- [DOCUMENT EXTRACT]:
## START

9 Data Structures in R (2.1)

9.1 Learning Outcomes

By the end of this tutorial, you should:

understand the five most commonly-used data structures in R
be able to create and manipulate these data structures
be familiar with the ‘tibbles’ data structure

9.2 Reading

Before this tutorial you should access and review the following papers:

R. Rein and D. Memmert, “Big data and tactical analysis in elite soccer: Future challenges and opportunities for sports science,” SpringerPlus, vol. 5, no. 1, p. 1410, Dec. 2016.[1]
L. Corain, R. Arboretti, R. Ceccato, F. Ronchi, and L. Salmaso, “Testing and ranking on round-robin design for data sport analytics with application to basketball,” Statistical Modelling, vol. 19, no. 1, pp. 5–27, 2019. [2]
F. Lord, D. B. Pyne, M. Welvaert, and J. K. Mara, “Methods of performance analysis in team invasion sports: A systematic review,” Journal of Sports Sciences, vol. 38, no. 20, pp. 2338–2349, Oct. 2020.[3]

There are direct links to these papers via the library reading list.

9.3 Introduction

In R, data structures are the fundamental ways in which data is organized and stored for use in our analysis and modeling.

R has various types of data structures, each optimised for different kinds of tasks. In this tutorial we’ll identify the five most common data structures that you’re likely to use within sport data analytics, and explore how to create and manipulate data within these structures.

9.4 Type One: Matrices

A matrix is a two-dimensional data structure in R.

It’s used to store and organize data in rows and columns, similar to a spreadsheet. It’s important to note that, just like vectors, all elements within a matrix must be of the same data type.

9.4.1 Creating matrices

We use the ‘matrix()’ function to create a matrix by specifying the dataset, the number of rows, and the number of columns in the matrix. For example:

data <- c(1, 2, 3, 4, 5, 6) # create data
matrix_1 <- matrix(data, nrow = 2, ncol = 3) 
matrix_2 <- matrix(data, nrow = 3, ncol = 2)

# print these to console window
print(matrix_1)

## END

- [TASKS TO CARRY OUT]:
- 1) In the R data structures tutorial, what kind of data structure is a matrix described as?
- 2) In the R data structures tutorial, start at the words "9.4 Type One: Matrices" and stop after "2, ncol = 3)", writing that passage out again with "spreadsheet" swapped for "table".

- [DATASET EXCERPT]:
## START

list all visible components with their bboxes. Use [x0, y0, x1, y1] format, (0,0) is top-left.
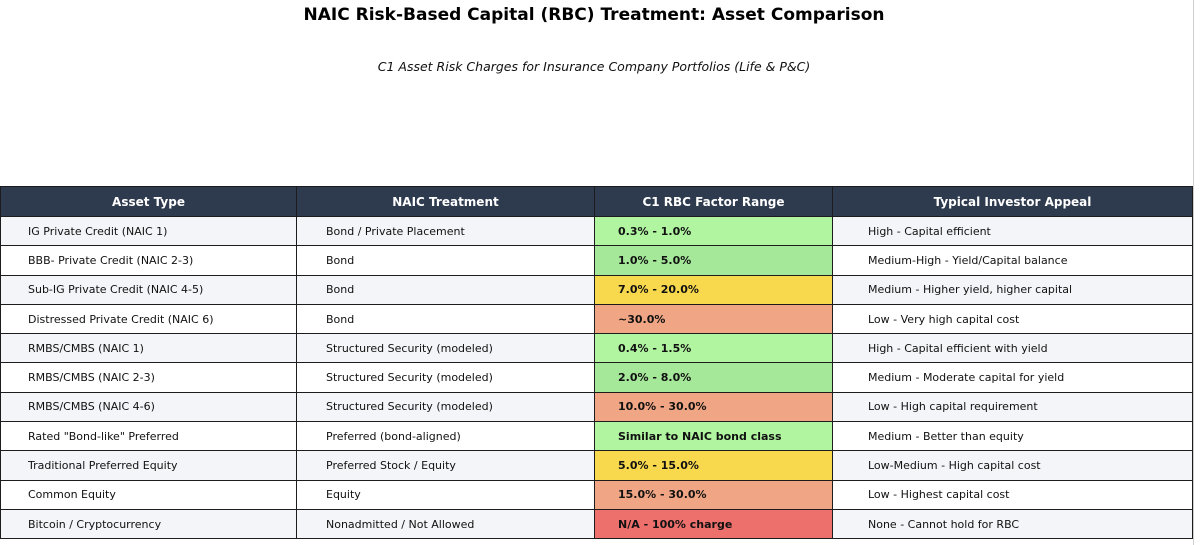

## END

- [TASK-BY-TASK RESULTS]:
- 1) A two-dimensional data structure.

- 2)
9.4 Type One: Matrices

A matrix is a two-dimensional data structure in R.

It’s used to store and organize data in rows and columns, similar to a table. It’s important to note that, just like vectors, all elements within a matrix must be of the same data type.

9.4.1 Creating matrices

We use the ‘matrix()’ function to create a matrix by specifying the dataset, the number of rows, and the number of columns in the matrix. For example:

data <- c(1, 2, 3, 4, 5, 6) # create data
matrix_1 <- matrix(data, nrow = 2, ncol = 3)